━━━━━ Available data ━━━━━

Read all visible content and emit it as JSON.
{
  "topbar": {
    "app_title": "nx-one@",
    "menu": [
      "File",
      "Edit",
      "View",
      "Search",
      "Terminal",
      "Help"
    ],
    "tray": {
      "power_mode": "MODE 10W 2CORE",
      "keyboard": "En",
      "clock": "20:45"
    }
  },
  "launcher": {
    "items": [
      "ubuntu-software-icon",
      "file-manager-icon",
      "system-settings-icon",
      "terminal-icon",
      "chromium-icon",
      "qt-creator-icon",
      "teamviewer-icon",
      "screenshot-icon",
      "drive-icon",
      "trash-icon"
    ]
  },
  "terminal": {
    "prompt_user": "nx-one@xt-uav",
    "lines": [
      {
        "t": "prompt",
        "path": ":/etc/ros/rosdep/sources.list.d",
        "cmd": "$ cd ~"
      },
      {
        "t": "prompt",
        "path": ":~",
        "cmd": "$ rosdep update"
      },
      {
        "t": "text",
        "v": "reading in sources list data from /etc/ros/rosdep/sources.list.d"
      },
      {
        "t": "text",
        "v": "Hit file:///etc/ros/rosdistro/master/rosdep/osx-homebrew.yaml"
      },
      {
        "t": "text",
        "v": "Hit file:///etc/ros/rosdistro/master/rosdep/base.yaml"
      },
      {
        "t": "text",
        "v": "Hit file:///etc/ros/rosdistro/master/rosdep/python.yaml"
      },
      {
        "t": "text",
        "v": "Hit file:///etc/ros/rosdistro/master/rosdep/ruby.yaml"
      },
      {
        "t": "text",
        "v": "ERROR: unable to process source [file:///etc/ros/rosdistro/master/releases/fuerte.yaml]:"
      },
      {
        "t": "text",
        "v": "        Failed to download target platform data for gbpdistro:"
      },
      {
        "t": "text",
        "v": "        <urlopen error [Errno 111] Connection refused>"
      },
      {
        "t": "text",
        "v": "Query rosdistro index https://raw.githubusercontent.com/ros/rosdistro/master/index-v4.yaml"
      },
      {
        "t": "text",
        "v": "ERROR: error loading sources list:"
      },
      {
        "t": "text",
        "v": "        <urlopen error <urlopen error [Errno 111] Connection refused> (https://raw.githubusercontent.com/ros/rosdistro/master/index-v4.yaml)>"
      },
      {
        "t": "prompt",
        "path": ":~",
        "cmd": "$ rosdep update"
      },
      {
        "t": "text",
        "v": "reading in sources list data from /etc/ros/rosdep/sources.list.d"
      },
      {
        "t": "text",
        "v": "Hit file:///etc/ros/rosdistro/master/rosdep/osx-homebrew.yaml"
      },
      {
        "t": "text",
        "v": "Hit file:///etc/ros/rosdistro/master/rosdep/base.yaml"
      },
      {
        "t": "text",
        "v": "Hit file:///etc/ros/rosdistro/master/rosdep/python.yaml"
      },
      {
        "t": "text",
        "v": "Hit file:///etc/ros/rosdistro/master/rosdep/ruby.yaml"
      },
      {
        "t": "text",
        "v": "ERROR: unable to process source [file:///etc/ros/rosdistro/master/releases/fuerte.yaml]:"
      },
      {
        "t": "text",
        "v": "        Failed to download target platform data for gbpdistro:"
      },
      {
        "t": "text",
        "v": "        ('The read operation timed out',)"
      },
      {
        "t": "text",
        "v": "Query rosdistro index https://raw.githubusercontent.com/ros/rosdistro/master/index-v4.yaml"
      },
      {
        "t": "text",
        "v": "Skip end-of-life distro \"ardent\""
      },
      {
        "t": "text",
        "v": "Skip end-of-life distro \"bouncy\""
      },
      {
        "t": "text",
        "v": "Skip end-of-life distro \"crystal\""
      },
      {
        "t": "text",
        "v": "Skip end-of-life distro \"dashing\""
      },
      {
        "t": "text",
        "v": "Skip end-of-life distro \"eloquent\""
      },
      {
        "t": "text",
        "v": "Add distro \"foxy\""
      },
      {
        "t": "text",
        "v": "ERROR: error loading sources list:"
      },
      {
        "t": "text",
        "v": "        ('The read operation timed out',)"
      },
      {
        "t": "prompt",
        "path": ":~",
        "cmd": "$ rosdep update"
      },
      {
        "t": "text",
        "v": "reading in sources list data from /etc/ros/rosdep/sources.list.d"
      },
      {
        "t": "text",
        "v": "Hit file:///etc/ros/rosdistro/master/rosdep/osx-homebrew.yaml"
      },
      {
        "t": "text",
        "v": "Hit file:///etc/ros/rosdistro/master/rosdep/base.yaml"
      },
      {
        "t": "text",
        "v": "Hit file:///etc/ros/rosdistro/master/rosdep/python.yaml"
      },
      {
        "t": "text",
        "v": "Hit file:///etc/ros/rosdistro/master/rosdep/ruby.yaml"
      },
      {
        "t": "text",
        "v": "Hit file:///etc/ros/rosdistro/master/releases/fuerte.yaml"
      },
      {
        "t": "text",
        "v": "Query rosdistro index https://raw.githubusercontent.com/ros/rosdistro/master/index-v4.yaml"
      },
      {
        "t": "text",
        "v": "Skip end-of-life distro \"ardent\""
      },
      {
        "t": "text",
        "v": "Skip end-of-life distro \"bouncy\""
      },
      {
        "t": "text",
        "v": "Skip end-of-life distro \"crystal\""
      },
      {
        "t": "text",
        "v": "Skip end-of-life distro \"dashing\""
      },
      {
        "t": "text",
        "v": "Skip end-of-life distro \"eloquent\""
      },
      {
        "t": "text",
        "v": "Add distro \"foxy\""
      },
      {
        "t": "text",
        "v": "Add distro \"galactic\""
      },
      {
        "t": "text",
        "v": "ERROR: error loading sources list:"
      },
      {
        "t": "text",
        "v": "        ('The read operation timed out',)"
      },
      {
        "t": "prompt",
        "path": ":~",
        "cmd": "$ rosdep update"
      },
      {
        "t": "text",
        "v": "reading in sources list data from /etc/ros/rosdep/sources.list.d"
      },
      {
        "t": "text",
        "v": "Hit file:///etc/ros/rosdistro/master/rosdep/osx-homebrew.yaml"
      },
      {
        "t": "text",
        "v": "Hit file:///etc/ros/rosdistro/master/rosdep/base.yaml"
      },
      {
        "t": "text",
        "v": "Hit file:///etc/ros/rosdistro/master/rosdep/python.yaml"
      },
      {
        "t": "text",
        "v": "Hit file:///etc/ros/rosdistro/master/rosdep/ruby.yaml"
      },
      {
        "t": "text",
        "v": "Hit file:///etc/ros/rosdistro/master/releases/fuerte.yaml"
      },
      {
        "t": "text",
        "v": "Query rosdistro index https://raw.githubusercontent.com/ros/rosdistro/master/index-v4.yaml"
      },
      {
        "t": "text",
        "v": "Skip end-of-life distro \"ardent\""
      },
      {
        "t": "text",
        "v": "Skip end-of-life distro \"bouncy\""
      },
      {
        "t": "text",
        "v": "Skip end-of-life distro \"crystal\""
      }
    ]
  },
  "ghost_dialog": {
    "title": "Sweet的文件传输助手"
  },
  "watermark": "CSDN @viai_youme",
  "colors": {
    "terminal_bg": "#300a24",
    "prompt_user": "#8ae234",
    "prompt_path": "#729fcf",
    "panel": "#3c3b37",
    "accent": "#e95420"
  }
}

━━━━━

Print every entry exactly as written.

◆ Response to the task ◆
Read all visible content and emit it as JSON.
{
  "topbar": {
    "app_title": "nx-one@",
    "menu": [
      "File",
      "Edit",
      "View",
      "Search",
      "Terminal",
      "Help"
    ],
    "tray": {
      "power_mode": "MODE 10W 2CORE",
      "keyboard": "En",
      "clock": "20:45"
    }
  },
  "launcher": {
    "items": [
      "ubuntu-software-icon",
      "file-manager-icon",
      "system-settings-icon",
      "terminal-icon",
      "chromium-icon",
      "qt-creator-icon",
      "teamviewer-icon",
      "screenshot-icon",
      "drive-icon",
      "trash-icon"
    ]
  },
  "terminal": {
    "prompt_user": "nx-one@xt-uav",
    "lines": [
      {
        "t": "prompt",
        "path": ":/etc/ros/rosdep/sources.list.d",
        "cmd": "$ cd ~"
      },
      {
        "t": "prompt",
        "path": ":~",
        "cmd": "$ rosdep update"
      },
      {
        "t": "text",
        "v": "reading in sources list data from /etc/ros/rosdep/sources.list.d"
      },
      {
        "t": "text",
        "v": "Hit file:///etc/ros/rosdistro/master/rosdep/osx-homebrew.yaml"
      },
      {
        "t": "text",
        "v": "Hit file:///etc/ros/rosdistro/master/rosdep/base.yaml"
      },
      {
        "t": "text",
        "v": "Hit file:///etc/ros/rosdistro/master/rosdep/python.yaml"
      },
      {
        "t": "text",
        "v": "Hit file:///etc/ros/rosdistro/master/rosdep/ruby.yaml"
      },
      {
        "t": "text",
        "v": "ERROR: unable to process source [file:///etc/ros/rosdistro/master/releases/fuerte.yaml]:"
      },
      {
        "t": "text",
        "v": "        Failed to download target platform data for gbpdistro:"
      },
      {
        "t": "text",
        "v": "        <urlopen error [Errno 111] Connection refused>"
      },
      {
        "t": "text",
        "v": "Query rosdistro index https://raw.githubusercontent.com/ros/rosdistro/master/index-v4.yaml"
      },
      {
        "t": "text",
        "v": "ERROR: error loading sources list:"
      },
      {
        "t": "text",
        "v": "        <urlopen error <urlopen error [Errno 111] Connection refused> (https://raw.githubusercontent.com/ros/rosdistro/master/index-v4.yaml)>"
      },
      {
        "t": "prompt",
        "path": ":~",
        "cmd": "$ rosdep update"
      },
      {
        "t": "text",
        "v": "reading in sources list data from /etc/ros/rosdep/sources.list.d"
      },
      {
        "t": "text",
        "v": "Hit file:///etc/ros/rosdistro/master/rosdep/osx-homebrew.yaml"
      },
      {
        "t": "text",
        "v": "Hit file:///etc/ros/rosdistro/master/rosdep/base.yaml"
      },
      {
        "t": "text",
        "v": "Hit file:///etc/ros/rosdistro/master/rosdep/python.yaml"
      },
      {
        "t": "text",
        "v": "Hit file:///etc/ros/rosdistro/master/rosdep/ruby.yaml"
      },
      {
        "t": "text",
        "v": "ERROR: unable to process source [file:///etc/ros/rosdistro/master/releases/fuerte.yaml]:"
      },
      {
        "t": "text",
        "v": "        Failed to download target platform data for gbpdistro:"
      },
      {
        "t": "text",
        "v": "        ('The read operation timed out',)"
      },
      {
        "t": "text",
        "v": "Query rosdistro index https://raw.githubusercontent.com/ros/rosdistro/master/index-v4.yaml"
      },
      {
        "t": "text",
        "v": "Skip end-of-life distro \"ardent\""
      },
      {
        "t": "text",
        "v": "Skip end-of-life distro \"bouncy\""
      },
      {
        "t": "text",
        "v": "Skip end-of-life distro \"crystal\""
      },
      {
        "t": "text",
        "v": "Skip end-of-life distro \"dashing\""
      },
      {
        "t": "text",
        "v": "Skip end-of-life distro \"eloquent\""
      },
      {
        "t": "text",
        "v": "Add distro \"foxy\""
      },
      {
        "t": "text",
        "v": "ERROR: error loading sources list:"
      },
      {
        "t": "text",
        "v": "        ('The read operation timed out',)"
      },
      {
        "t": "prompt",
        "path": ":~",
        "cmd": "$ rosdep update"
      },
      {
        "t": "text",
        "v": "reading in sources list data from /etc/ros/rosdep/sources.list.d"
      },
      {
        "t": "text",
        "v": "Hit file:///etc/ros/rosdistro/master/rosdep/osx-homebrew.yaml"
      },
      {
        "t": "text",
        "v": "Hit file:///etc/ros/rosdistro/master/rosdep/base.yaml"
      },
      {
        "t": "text",
        "v": "Hit file:///etc/ros/rosdistro/master/rosdep/python.yaml"
      },
      {
        "t": "text",
        "v": "Hit file:///etc/ros/rosdistro/master/rosdep/ruby.yaml"
      },
      {
        "t": "text",
        "v": "Hit file:///etc/ros/rosdistro/master/releases/fuerte.yaml"
      },
      {
        "t": "text",
        "v": "Query rosdistro index https://raw.githubusercontent.com/ros/rosdistro/master/index-v4.yaml"
      },
      {
        "t": "text",
        "v": "Skip end-of-life distro \"ardent\""
      },
      {
        "t": "text",
        "v": "Skip end-of-life distro \"bouncy\""
      },
      {
        "t": "text",
        "v": "Skip end-of-life distro \"crystal\""
      },
      {
        "t": "text",
        "v": "Skip end-of-life distro \"dashing\""
      },
      {
        "t": "text",
        "v": "Skip end-of-life distro \"eloquent\""
      },
      {
        "t": "text",
        "v": "Add distro \"foxy\""
      },
      {
        "t": "text",
        "v": "Add distro \"galactic\""
      },
      {
        "t": "text",
        "v": "ERROR: error loading sources list:"
      },
      {
        "t": "text",
        "v": "        ('The read operation timed out',)"
      },
      {
        "t": "prompt",
        "path": ":~",
        "cmd": "$ rosdep update"
      },
      {
        "t": "text",
        "v": "reading in sources list data from /etc/ros/rosdep/sources.list.d"
      },
      {
        "t": "text",
        "v": "Hit file:///etc/ros/rosdistro/master/rosdep/osx-homebrew.yaml"
      },
      {
        "t": "text",
        "v": "Hit file:///etc/ros/rosdistro/master/rosdep/base.yaml"
      },
      {
        "t": "text",
        "v": "Hit file:///etc/ros/rosdistro/master/rosdep/python.yaml"
      },
      {
        "t": "text",
        "v": "Hit file:///etc/ros/rosdistro/master/rosdep/ruby.yaml"
      },
      {
        "t": "text",
        "v": "Hit file:///etc/ros/rosdistro/master/releases/fuerte.yaml"
      },
      {
        "t": "text",
        "v": "Query rosdistro index https://raw.githubusercontent.com/ros/rosdistro/master/index-v4.yaml"
      },
      {
        "t": "text",
        "v": "Skip end-of-life distro \"ardent\""
      },
      {
        "t": "text",
        "v": "Skip end-of-life distro \"bouncy\""
      },
      {
        "t": "text",
        "v": "Skip end-of-life distro \"crystal\""
      }
    ]
  },
  "ghost_dialog": {
    "title": "Sweet的文件传输助手"
  },
  "watermark": "CSDN @viai_youme",
  "colors": {
    "terminal_bg": "#300a24",
    "prompt_user": "#8ae234",
    "prompt_path": "#729fcf",
    "panel": "#3c3b37",
    "accent": "#e95420"
  }
}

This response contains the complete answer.